═════ Records supplied

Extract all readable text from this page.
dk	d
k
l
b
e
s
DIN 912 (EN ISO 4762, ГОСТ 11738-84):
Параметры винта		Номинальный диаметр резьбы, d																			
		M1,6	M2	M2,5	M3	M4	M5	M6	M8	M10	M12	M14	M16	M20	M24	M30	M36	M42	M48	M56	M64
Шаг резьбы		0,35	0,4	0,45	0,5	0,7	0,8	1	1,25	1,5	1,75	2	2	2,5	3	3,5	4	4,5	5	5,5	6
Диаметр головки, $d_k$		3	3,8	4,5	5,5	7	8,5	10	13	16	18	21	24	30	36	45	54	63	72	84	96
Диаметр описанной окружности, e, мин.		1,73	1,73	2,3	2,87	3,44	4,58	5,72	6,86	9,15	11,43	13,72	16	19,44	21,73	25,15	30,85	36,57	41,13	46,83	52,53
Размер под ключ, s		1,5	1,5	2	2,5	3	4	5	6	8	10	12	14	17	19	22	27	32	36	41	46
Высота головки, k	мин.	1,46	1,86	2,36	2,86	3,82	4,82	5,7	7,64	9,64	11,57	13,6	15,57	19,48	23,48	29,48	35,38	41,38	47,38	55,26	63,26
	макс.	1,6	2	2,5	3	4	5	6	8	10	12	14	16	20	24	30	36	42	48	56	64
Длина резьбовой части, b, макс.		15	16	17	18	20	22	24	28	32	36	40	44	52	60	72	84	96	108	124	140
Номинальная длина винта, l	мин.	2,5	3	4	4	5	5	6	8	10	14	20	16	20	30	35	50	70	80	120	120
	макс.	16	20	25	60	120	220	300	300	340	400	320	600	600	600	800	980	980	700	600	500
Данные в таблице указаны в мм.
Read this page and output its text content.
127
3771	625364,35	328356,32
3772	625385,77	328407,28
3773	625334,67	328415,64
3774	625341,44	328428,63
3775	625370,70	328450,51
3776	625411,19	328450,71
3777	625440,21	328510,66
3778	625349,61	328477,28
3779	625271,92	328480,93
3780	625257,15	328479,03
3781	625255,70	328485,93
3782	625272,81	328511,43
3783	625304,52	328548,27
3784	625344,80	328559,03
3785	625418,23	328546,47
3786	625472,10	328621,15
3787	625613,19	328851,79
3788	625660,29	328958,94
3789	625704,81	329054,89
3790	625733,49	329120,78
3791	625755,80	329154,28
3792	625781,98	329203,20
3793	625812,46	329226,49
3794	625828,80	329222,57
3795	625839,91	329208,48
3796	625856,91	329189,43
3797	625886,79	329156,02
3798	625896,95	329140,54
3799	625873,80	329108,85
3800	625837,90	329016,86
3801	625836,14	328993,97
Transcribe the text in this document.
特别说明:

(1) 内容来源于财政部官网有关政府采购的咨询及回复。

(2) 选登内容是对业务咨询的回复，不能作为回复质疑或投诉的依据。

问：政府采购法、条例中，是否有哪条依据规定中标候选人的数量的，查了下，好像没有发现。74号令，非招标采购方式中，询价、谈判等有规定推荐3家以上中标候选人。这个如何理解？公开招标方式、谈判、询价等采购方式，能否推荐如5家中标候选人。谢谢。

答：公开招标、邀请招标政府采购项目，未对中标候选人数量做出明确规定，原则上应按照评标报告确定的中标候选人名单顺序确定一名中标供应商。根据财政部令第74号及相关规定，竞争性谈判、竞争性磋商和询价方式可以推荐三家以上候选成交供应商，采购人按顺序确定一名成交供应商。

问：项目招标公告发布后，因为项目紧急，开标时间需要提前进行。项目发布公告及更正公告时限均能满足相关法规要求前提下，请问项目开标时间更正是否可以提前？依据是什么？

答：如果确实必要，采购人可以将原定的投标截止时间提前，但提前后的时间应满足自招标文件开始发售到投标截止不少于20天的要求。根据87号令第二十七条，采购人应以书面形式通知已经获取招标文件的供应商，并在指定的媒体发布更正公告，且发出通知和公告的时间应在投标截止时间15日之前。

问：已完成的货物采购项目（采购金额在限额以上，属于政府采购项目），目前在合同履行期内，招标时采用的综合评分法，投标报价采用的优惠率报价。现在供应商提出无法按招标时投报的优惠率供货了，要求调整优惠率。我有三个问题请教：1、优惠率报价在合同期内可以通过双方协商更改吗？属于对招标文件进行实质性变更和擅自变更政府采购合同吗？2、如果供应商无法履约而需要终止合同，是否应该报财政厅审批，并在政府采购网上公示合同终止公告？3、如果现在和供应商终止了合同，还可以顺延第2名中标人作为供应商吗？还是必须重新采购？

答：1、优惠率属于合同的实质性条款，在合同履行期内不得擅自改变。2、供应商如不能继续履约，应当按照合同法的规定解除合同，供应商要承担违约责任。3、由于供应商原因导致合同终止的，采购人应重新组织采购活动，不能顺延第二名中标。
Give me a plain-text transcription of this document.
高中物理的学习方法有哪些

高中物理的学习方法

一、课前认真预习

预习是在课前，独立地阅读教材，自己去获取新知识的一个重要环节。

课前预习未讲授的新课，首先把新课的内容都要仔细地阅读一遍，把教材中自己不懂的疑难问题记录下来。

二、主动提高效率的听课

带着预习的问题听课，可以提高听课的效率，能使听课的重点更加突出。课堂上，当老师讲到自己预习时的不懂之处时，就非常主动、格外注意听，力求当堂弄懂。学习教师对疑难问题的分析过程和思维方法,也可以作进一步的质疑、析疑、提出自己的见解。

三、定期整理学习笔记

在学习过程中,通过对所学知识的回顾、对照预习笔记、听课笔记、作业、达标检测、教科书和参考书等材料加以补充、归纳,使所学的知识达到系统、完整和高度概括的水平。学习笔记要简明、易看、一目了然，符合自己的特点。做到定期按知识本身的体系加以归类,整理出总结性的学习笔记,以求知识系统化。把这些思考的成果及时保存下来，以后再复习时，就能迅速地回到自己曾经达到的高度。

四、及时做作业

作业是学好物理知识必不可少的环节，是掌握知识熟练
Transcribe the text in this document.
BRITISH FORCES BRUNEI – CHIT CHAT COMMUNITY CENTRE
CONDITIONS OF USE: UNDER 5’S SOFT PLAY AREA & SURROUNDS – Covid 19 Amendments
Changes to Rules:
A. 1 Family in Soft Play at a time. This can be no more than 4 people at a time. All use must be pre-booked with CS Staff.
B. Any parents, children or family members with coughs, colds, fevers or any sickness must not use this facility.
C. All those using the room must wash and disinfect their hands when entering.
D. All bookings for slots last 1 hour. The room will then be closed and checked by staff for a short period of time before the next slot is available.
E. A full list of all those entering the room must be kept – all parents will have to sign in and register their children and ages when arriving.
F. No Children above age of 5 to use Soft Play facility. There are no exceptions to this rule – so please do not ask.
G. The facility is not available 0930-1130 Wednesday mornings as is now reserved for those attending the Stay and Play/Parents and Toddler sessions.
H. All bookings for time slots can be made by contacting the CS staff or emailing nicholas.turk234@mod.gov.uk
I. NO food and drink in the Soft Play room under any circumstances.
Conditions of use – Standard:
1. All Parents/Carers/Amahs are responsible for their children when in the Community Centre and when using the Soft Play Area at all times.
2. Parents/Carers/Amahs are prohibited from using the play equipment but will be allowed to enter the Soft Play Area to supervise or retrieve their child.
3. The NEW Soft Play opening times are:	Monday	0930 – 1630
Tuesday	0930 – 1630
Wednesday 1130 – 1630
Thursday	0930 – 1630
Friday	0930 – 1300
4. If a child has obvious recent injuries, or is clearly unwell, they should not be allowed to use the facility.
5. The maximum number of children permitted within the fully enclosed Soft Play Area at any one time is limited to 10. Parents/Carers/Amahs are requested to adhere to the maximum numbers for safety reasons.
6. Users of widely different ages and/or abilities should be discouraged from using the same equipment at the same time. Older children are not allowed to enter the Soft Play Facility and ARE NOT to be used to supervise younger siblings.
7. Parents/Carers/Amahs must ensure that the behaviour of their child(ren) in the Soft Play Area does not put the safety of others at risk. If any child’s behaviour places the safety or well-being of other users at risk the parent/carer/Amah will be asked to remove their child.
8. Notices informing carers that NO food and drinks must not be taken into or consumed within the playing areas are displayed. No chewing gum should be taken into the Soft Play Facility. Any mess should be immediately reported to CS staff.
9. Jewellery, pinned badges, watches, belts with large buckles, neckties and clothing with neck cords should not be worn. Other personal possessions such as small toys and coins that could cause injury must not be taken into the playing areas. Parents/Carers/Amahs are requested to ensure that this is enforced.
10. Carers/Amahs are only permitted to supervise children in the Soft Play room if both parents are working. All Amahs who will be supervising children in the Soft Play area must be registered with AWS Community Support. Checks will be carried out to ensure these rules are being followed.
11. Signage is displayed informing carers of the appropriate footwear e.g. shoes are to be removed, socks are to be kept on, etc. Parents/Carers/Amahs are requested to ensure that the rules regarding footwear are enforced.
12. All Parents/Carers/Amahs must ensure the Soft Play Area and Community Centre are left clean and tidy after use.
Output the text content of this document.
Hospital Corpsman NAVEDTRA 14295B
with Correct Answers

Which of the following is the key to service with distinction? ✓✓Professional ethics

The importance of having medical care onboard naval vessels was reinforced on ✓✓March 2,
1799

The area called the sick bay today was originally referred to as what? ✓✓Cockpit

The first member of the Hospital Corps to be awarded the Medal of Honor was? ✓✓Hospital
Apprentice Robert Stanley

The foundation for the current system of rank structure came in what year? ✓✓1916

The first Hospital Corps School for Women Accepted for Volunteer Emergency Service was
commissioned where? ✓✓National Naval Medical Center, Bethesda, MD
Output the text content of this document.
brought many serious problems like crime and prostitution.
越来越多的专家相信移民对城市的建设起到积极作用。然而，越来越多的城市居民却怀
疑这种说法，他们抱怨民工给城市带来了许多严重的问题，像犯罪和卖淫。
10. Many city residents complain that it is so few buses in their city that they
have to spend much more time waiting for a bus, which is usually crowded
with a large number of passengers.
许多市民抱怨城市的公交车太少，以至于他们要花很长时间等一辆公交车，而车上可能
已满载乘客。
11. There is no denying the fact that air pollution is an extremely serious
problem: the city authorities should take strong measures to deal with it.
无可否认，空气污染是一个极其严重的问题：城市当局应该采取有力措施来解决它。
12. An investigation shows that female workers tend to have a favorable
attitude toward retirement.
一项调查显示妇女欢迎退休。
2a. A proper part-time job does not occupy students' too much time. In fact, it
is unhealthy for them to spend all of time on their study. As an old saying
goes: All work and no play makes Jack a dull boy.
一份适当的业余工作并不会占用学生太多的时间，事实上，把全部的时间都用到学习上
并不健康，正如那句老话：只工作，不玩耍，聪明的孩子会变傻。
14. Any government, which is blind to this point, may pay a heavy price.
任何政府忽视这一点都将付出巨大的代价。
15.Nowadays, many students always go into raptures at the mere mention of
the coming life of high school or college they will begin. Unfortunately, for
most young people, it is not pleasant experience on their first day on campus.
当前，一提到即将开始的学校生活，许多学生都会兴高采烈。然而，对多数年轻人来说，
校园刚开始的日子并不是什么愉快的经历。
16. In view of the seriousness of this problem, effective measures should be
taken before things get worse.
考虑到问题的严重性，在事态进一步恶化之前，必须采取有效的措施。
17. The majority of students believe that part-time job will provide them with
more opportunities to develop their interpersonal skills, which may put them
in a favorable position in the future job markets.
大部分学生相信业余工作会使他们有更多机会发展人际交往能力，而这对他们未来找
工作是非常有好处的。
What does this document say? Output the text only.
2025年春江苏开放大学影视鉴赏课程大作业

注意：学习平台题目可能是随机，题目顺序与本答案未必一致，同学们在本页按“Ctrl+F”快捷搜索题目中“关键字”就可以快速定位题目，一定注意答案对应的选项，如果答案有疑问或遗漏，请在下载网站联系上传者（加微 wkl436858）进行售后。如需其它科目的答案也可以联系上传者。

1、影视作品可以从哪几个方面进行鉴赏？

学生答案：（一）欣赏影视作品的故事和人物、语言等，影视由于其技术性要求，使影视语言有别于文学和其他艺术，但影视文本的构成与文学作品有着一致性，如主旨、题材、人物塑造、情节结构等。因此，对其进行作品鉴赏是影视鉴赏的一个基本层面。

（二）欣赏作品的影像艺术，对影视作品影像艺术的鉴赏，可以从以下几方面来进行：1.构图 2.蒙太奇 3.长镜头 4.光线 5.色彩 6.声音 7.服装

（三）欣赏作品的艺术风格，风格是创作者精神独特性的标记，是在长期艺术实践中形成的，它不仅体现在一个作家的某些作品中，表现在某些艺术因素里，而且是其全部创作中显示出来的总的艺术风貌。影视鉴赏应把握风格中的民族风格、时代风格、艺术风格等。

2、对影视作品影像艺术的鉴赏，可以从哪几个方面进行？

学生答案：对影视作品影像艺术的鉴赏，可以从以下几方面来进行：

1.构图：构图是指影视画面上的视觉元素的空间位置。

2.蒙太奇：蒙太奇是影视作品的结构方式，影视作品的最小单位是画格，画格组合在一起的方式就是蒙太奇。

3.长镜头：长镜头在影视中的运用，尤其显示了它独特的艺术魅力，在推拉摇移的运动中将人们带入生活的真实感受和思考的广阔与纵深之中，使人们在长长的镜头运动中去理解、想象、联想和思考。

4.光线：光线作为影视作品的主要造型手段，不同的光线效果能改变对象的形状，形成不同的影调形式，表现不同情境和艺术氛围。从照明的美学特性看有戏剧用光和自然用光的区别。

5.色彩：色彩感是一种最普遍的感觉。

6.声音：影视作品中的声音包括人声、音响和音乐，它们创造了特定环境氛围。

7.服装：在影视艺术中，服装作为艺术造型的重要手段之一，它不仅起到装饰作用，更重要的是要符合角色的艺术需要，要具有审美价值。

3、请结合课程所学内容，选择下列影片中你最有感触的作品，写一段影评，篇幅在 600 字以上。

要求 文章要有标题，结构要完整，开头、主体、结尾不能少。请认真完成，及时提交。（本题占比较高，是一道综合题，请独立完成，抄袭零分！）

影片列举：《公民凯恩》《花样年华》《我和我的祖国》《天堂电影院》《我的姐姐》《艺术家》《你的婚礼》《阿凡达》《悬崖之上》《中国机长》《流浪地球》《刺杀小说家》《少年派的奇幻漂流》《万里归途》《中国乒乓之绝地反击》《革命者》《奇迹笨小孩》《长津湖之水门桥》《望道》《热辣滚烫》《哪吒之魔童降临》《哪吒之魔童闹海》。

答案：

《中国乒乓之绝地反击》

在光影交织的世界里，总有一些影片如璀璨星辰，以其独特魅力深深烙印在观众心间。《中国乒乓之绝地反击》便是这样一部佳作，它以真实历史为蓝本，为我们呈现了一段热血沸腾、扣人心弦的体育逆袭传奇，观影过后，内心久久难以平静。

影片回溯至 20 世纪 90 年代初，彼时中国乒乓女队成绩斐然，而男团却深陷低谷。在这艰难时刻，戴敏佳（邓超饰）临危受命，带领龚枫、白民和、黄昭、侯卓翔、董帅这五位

══════════

_What you are asked to do:_ Only the number is wanted: how many lines in the entries above contain the string "ages"?

_Answer below:_ 2